====== Extracted information ======
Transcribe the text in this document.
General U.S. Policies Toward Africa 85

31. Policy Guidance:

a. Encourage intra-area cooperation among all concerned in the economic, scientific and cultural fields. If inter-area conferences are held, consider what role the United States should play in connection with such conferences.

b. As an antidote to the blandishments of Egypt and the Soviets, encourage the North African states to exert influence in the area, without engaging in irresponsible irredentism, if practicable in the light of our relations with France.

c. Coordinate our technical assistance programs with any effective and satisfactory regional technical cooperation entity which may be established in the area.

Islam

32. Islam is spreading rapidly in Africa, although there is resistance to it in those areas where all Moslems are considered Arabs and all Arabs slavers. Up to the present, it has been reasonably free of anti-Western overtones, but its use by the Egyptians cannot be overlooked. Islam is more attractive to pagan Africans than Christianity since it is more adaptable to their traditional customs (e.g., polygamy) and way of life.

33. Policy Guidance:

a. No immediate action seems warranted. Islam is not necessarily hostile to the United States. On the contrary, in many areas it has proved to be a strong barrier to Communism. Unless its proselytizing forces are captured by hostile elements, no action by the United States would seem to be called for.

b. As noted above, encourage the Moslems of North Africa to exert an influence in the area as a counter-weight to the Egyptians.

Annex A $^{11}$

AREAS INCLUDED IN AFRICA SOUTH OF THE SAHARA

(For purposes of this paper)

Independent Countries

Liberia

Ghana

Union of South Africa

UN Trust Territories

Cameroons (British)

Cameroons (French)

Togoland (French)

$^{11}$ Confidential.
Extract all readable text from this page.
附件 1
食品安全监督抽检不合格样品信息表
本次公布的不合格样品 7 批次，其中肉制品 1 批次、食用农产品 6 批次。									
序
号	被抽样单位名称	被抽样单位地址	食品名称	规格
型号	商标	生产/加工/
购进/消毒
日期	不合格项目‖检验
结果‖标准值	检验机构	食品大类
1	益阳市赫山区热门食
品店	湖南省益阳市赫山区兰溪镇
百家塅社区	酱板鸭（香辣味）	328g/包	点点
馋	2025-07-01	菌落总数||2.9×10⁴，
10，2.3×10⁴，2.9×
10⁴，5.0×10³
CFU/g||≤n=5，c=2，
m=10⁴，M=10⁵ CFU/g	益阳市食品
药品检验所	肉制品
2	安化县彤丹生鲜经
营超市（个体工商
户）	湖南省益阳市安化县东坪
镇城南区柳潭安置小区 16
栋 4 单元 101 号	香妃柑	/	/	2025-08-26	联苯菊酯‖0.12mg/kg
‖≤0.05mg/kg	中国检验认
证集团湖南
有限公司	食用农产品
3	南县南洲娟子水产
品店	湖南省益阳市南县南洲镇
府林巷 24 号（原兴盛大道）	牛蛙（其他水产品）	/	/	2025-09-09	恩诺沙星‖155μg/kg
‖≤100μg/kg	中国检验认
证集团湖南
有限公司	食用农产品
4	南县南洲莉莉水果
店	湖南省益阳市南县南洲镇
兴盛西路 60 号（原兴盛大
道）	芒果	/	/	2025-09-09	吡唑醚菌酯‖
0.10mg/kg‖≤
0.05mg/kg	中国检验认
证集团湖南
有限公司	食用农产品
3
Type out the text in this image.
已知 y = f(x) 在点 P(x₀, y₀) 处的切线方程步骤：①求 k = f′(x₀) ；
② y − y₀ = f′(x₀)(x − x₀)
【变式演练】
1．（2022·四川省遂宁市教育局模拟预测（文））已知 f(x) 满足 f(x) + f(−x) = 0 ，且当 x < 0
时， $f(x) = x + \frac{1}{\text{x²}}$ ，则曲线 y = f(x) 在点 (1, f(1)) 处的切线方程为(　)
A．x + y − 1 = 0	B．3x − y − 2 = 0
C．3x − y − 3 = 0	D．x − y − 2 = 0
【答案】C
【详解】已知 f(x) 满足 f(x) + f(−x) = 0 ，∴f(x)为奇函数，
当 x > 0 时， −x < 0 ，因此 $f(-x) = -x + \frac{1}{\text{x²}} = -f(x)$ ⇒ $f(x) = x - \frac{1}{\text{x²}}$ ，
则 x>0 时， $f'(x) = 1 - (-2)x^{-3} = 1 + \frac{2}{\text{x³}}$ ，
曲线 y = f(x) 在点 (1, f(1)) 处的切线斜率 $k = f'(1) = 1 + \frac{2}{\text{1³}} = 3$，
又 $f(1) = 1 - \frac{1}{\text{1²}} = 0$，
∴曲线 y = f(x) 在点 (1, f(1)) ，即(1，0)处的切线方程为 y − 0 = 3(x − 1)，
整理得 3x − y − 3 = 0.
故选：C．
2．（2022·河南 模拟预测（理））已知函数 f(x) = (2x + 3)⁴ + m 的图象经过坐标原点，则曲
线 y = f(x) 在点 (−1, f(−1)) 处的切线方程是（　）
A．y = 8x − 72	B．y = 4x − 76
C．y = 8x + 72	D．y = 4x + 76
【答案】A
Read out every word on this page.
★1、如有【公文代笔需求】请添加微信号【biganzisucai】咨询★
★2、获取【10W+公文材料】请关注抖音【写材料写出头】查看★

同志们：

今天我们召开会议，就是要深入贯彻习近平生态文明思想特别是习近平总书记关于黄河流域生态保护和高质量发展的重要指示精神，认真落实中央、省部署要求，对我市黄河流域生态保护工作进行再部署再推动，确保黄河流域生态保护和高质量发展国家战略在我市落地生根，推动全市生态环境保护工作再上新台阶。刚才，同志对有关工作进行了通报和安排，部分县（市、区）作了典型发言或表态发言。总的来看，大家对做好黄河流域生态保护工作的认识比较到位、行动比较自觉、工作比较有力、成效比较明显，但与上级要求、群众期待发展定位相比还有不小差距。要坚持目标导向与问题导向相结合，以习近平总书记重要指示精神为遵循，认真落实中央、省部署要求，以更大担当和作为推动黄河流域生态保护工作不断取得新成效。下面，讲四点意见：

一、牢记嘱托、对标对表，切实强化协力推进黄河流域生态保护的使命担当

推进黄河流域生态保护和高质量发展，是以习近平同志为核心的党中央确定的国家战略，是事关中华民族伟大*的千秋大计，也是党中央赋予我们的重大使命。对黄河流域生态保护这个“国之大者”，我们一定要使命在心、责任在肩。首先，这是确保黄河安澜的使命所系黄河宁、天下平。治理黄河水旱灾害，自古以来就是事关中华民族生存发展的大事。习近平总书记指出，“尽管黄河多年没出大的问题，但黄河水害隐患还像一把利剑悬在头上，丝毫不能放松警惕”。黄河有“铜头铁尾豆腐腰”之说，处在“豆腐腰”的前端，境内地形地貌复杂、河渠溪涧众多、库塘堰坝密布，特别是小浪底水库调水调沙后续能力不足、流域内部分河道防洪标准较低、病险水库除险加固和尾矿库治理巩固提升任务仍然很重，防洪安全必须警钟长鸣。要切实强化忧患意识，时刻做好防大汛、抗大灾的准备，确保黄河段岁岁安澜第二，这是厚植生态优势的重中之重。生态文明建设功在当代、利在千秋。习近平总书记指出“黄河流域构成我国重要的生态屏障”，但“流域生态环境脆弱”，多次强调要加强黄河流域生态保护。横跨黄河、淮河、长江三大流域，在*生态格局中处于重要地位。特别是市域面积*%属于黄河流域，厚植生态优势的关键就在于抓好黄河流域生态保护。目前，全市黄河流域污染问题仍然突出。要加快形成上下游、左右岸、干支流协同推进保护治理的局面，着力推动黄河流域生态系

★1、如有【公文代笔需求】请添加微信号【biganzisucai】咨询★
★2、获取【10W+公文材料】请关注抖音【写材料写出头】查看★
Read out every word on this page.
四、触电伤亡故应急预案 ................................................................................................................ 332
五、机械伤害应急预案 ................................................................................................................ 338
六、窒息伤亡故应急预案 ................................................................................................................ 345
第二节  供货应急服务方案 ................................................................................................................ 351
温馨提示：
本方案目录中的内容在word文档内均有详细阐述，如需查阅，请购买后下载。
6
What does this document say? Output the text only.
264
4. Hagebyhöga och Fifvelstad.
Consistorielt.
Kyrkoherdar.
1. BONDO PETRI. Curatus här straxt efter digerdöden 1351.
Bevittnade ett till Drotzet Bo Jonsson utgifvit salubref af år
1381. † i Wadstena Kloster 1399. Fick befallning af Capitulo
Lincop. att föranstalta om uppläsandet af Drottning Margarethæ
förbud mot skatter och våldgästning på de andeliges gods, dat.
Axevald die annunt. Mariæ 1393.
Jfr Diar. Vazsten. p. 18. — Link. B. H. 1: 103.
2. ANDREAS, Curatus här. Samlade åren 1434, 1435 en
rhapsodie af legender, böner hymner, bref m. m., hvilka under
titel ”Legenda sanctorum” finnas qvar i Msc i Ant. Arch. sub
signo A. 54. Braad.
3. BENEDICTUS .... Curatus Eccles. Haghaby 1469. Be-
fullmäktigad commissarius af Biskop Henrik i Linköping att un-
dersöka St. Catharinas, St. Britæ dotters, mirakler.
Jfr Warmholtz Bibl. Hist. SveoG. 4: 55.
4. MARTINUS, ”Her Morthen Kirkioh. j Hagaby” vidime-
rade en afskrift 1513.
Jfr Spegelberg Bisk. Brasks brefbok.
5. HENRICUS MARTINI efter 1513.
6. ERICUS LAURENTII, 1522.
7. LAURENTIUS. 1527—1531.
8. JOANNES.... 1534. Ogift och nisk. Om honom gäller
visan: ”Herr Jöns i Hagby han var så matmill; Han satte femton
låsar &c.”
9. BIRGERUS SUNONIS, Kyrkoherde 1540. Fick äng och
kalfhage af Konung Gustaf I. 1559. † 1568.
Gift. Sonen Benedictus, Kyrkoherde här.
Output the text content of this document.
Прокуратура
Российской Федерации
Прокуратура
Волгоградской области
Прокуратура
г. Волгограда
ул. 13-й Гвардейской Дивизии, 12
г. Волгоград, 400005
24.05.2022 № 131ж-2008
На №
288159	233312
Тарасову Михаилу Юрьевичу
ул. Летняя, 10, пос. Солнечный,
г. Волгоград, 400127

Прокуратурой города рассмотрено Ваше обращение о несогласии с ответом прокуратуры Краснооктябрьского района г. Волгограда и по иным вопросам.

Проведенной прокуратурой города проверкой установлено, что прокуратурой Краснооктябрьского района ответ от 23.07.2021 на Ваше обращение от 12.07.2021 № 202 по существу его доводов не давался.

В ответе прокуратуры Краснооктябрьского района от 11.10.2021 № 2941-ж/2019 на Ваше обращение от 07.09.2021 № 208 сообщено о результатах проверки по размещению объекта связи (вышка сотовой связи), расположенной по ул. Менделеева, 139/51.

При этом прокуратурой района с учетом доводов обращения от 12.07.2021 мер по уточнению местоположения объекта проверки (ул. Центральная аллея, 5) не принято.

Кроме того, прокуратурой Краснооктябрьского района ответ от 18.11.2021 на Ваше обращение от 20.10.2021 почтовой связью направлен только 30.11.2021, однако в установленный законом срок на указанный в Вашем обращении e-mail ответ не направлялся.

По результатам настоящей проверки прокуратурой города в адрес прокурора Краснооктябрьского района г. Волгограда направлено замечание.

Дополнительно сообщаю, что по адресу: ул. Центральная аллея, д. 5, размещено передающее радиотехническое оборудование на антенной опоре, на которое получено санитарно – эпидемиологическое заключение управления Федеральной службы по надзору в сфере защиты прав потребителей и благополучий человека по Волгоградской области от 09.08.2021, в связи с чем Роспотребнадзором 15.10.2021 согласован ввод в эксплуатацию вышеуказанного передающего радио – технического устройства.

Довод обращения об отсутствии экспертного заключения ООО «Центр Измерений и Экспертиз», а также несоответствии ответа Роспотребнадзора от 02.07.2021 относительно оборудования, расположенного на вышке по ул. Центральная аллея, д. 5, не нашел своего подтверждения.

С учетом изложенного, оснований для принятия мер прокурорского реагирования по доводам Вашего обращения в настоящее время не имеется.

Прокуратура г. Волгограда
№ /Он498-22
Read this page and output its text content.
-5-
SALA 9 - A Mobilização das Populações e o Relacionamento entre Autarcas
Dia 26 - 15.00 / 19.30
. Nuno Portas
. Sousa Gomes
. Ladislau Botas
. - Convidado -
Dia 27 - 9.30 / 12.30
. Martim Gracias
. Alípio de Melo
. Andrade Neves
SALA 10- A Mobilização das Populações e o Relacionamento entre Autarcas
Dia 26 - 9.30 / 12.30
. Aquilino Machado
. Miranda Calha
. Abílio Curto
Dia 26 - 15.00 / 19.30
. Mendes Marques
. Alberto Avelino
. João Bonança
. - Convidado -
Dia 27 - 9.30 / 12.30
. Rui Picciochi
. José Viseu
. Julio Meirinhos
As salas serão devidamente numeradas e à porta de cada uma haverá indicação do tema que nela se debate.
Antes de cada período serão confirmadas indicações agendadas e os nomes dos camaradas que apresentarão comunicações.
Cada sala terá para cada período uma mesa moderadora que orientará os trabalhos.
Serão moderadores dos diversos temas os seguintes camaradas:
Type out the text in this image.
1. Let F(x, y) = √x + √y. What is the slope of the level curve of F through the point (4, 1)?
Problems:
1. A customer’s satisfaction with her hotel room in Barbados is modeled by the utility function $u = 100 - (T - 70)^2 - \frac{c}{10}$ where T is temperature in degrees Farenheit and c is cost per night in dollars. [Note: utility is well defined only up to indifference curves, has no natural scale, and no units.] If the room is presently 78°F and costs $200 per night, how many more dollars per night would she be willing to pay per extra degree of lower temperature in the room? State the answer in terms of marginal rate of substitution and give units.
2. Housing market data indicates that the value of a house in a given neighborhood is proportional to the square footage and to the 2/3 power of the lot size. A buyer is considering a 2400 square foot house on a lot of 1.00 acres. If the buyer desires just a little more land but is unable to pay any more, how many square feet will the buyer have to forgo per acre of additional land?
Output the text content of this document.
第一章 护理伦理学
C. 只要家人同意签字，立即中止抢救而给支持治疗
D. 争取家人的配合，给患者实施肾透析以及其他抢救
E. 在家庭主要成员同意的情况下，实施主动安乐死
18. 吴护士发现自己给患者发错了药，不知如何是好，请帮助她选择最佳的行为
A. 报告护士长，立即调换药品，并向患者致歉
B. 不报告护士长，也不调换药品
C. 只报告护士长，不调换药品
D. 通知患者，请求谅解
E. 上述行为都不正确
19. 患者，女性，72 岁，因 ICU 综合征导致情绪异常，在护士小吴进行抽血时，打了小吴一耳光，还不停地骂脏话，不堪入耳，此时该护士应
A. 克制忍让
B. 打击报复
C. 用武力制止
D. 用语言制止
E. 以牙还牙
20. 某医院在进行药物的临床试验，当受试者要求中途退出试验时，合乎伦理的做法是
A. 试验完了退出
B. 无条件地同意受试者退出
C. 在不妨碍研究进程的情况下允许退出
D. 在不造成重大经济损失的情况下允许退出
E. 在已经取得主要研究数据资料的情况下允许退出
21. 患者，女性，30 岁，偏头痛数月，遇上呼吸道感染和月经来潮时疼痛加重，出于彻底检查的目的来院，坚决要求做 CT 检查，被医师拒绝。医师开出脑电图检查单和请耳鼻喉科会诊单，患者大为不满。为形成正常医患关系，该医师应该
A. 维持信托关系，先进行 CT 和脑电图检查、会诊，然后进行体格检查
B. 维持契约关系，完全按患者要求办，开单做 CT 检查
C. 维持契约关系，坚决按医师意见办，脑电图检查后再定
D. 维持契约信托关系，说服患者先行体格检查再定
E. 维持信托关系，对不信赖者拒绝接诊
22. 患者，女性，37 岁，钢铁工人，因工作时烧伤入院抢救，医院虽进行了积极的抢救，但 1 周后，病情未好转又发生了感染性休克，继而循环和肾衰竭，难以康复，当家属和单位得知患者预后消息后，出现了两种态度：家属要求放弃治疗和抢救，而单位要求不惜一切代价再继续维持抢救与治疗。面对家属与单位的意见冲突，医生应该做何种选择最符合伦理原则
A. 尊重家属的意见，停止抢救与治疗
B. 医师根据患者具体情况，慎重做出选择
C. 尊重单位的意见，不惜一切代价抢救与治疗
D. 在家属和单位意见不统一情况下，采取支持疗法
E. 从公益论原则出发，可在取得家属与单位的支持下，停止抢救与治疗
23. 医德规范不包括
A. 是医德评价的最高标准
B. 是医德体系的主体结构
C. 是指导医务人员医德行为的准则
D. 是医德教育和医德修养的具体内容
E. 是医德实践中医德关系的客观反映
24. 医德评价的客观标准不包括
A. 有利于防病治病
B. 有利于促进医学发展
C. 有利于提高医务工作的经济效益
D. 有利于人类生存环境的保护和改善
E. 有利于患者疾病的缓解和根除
======
▸ Exercise aim
Show the lines of the data that hold the word "Волгограда".

▸ Problem solution
г. Волгограда
Прокуратурой города рассмотрено Ваше обращение о несогласии с ответом прокуратуры Краснооктябрьского района г. Волгограда и по иным вопросам.
По результатам настоящей проверки прокуратурой города в адрес прокурора Краснооктябрьского района г. Волгограда направлено замечание.
Прокуратура г. Волгограда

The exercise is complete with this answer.